* Start *

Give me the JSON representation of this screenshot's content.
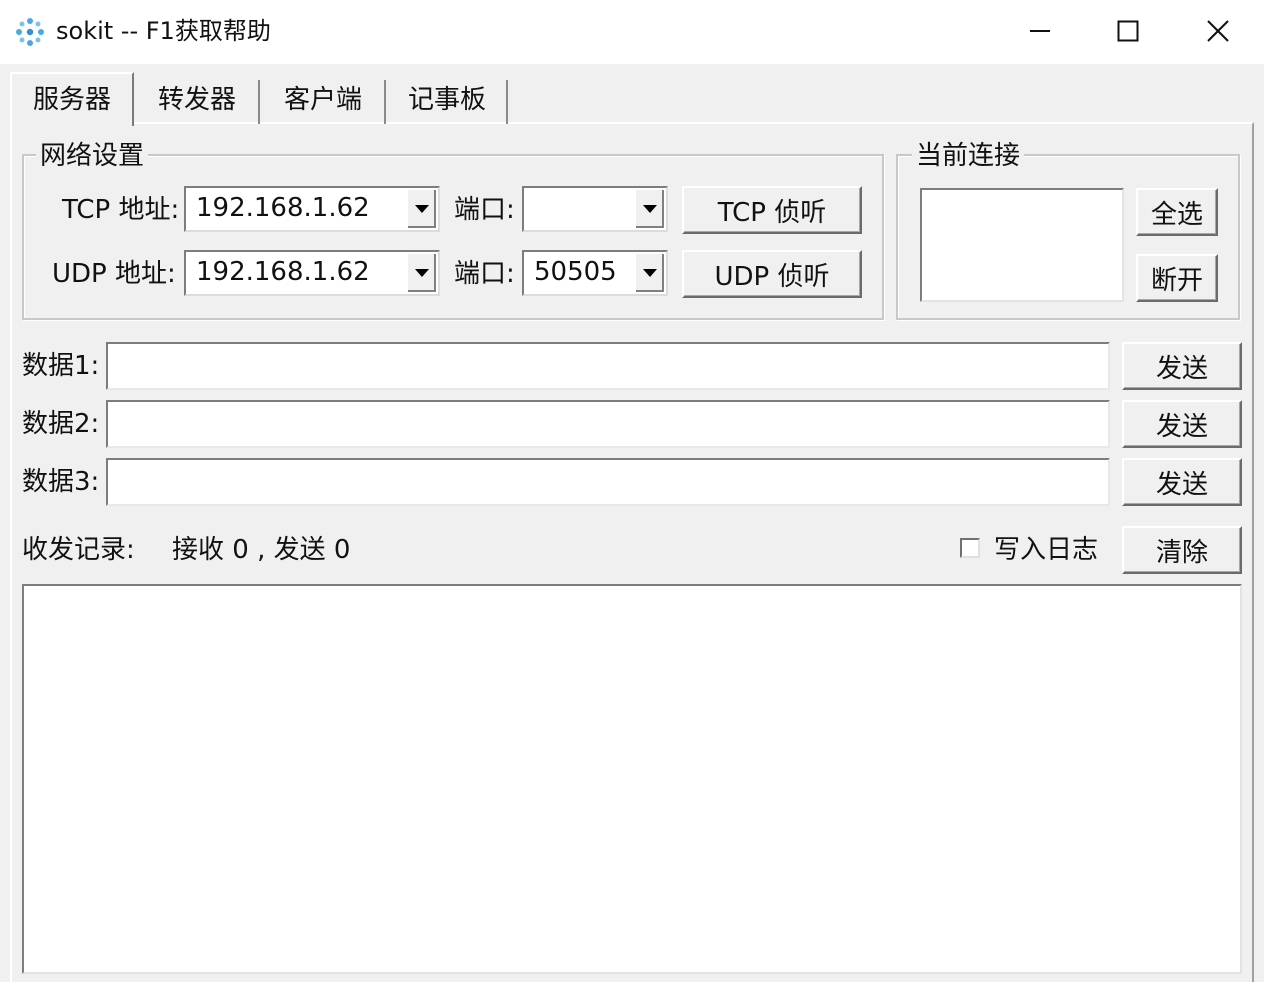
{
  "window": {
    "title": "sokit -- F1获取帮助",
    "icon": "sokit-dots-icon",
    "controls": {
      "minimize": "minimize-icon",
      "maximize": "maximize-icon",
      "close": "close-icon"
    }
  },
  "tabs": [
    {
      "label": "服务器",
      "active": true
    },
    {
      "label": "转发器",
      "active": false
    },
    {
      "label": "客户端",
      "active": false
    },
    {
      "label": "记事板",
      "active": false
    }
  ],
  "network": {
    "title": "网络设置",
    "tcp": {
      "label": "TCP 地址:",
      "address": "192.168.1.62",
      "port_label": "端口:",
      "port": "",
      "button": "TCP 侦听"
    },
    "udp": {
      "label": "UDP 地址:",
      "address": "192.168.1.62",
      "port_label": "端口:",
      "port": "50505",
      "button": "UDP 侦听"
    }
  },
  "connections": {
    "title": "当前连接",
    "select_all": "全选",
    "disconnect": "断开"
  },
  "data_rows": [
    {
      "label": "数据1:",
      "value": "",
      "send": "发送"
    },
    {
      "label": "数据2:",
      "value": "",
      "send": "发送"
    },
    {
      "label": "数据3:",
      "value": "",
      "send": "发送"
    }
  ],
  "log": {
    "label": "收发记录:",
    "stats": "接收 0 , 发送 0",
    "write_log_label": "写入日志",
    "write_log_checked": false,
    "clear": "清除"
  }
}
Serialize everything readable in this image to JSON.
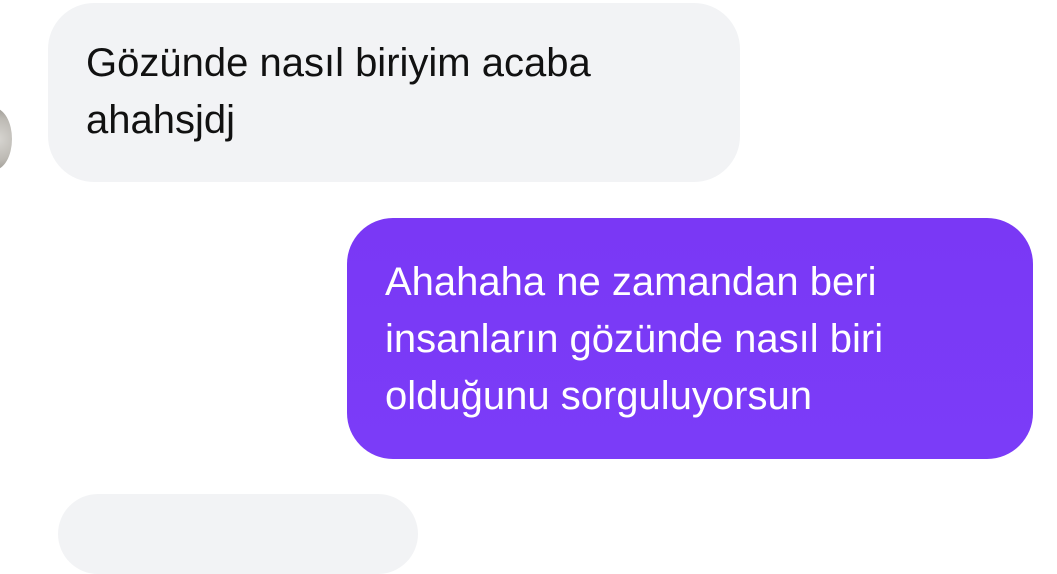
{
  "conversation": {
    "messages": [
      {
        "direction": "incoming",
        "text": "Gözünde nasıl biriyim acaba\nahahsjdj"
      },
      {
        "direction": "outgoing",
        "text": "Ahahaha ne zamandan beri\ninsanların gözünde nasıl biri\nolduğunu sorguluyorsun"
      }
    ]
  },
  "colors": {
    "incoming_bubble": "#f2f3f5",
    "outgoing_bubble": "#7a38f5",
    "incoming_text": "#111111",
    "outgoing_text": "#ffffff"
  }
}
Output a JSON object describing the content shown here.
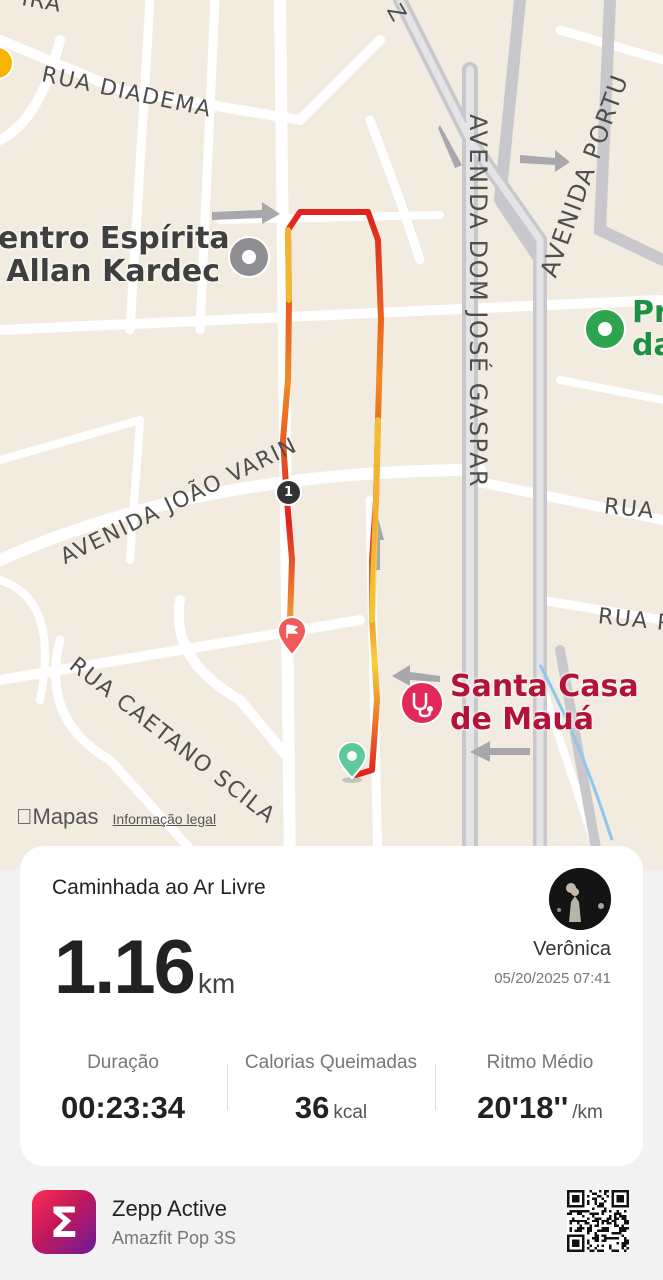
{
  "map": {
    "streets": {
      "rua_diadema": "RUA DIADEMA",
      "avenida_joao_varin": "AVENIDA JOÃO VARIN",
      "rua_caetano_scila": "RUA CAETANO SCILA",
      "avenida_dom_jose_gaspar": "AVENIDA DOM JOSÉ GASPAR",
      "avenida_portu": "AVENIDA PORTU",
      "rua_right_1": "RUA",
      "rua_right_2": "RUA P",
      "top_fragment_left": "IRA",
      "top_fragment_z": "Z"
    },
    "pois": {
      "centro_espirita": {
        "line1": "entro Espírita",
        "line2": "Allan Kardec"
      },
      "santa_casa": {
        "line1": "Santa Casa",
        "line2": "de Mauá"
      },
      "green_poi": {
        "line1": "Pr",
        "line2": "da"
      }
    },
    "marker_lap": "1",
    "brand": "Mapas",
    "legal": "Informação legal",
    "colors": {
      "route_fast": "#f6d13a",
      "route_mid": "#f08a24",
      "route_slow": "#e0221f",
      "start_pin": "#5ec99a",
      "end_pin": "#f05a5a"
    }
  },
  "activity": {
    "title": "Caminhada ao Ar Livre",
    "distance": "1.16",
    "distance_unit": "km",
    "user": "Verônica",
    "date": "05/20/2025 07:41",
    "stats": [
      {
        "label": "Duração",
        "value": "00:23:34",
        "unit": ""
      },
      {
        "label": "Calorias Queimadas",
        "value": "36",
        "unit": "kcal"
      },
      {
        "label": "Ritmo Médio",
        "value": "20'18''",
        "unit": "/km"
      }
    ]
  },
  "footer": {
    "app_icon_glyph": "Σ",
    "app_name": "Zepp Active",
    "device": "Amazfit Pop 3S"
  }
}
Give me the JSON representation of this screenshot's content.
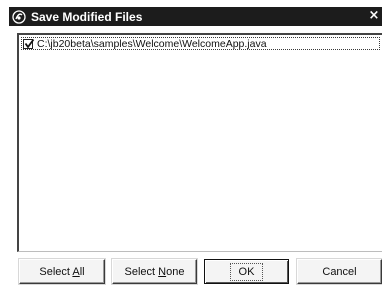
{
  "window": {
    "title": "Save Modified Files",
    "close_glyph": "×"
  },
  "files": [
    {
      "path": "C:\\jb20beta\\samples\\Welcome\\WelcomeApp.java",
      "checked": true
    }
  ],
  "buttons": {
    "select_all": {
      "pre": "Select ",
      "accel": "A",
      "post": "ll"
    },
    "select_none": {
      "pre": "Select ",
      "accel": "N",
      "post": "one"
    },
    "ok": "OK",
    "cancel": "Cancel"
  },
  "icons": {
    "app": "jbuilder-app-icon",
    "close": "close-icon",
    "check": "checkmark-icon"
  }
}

* End *

◆ WHAT THIS TASK INVOLVES:
Repeat the records word for word. Any picture in them should be left out.

◆ TASK RESPONSE:
Give me the JSON representation of this screenshot's content.
{
  "window": {
    "title": "sokit -- F1获取帮助",
    "icon": "sokit-dots-icon",
    "controls": {
      "minimize": "minimize-icon",
      "maximize": "maximize-icon",
      "close": "close-icon"
    }
  },
  "tabs": [
    {
      "label": "服务器",
      "active": true
    },
    {
      "label": "转发器",
      "active": false
    },
    {
      "label": "客户端",
      "active": false
    },
    {
      "label": "记事板",
      "active": false
    }
  ],
  "network": {
    "title": "网络设置",
    "tcp": {
      "label": "TCP 地址:",
      "address": "192.168.1.62",
      "port_label": "端口:",
      "port": "",
      "button": "TCP 侦听"
    },
    "udp": {
      "label": "UDP 地址:",
      "address": "192.168.1.62",
      "port_label": "端口:",
      "port": "50505",
      "button": "UDP 侦听"
    }
  },
  "connections": {
    "title": "当前连接",
    "select_all": "全选",
    "disconnect": "断开"
  },
  "data_rows": [
    {
      "label": "数据1:",
      "value": "",
      "send": "发送"
    },
    {
      "label": "数据2:",
      "value": "",
      "send": "发送"
    },
    {
      "label": "数据3:",
      "value": "",
      "send": "发送"
    }
  ],
  "log": {
    "label": "收发记录:",
    "stats": "接收 0 , 发送 0",
    "write_log_label": "写入日志",
    "write_log_checked": false,
    "clear": "清除"
  }
}
Serialize everything readable in this image to JSON.
{
  "conversation": {
    "messages": [
      {
        "direction": "incoming",
        "text": "Gözünde nasıl biriyim acaba\nahahsjdj"
      },
      {
        "direction": "outgoing",
        "text": "Ahahaha ne zamandan beri\ninsanların gözünde nasıl biri\nolduğunu sorguluyorsun"
      }
    ]
  },
  "colors": {
    "incoming_bubble": "#f2f3f5",
    "outgoing_bubble": "#7a38f5",
    "incoming_text": "#111111",
    "outgoing_text": "#ffffff"
  }
}
Output a JSON object describing the content shown here.
{
  "map": {
    "streets": {
      "rua_diadema": "RUA DIADEMA",
      "avenida_joao_varin": "AVENIDA JOÃO VARIN",
      "rua_caetano_scila": "RUA CAETANO SCILA",
      "avenida_dom_jose_gaspar": "AVENIDA DOM JOSÉ GASPAR",
      "avenida_portu": "AVENIDA PORTU",
      "rua_right_1": "RUA",
      "rua_right_2": "RUA P",
      "top_fragment_left": "IRA",
      "top_fragment_z": "Z"
    },
    "pois": {
      "centro_espirita": {
        "line1": "entro Espírita",
        "line2": "Allan Kardec"
      },
      "santa_casa": {
        "line1": "Santa Casa",
        "line2": "de Mauá"
      },
      "green_poi": {
        "line1": "Pr",
        "line2": "da"
      }
    },
    "marker_lap": "1",
    "brand": "Mapas",
    "legal": "Informação legal",
    "colors": {
      "route_fast": "#f6d13a",
      "route_mid": "#f08a24",
      "route_slow": "#e0221f",
      "start_pin": "#5ec99a",
      "end_pin": "#f05a5a"
    }
  },
  "activity": {
    "title": "Caminhada ao Ar Livre",
    "distance": "1.16",
    "distance_unit": "km",
    "user": "Verônica",
    "date": "05/20/2025 07:41",
    "stats": [
      {
        "label": "Duração",
        "value": "00:23:34",
        "unit": ""
      },
      {
        "label": "Calorias Queimadas",
        "value": "36",
        "unit": "kcal"
      },
      {
        "label": "Ritmo Médio",
        "value": "20'18''",
        "unit": "/km"
      }
    ]
  },
  "footer": {
    "app_icon_glyph": "Σ",
    "app_name": "Zepp Active",
    "device": "Amazfit Pop 3S"
  }
}
Give me the JSON representation of this screenshot's content.
{
  "window": {
    "title": "Save Modified Files",
    "close_glyph": "×"
  },
  "files": [
    {
      "path": "C:\\jb20beta\\samples\\Welcome\\WelcomeApp.java",
      "checked": true
    }
  ],
  "buttons": {
    "select_all": {
      "pre": "Select ",
      "accel": "A",
      "post": "ll"
    },
    "select_none": {
      "pre": "Select ",
      "accel": "N",
      "post": "one"
    },
    "ok": "OK",
    "cancel": "Cancel"
  },
  "icons": {
    "app": "jbuilder-app-icon",
    "close": "close-icon",
    "check": "checkmark-icon"
  }
}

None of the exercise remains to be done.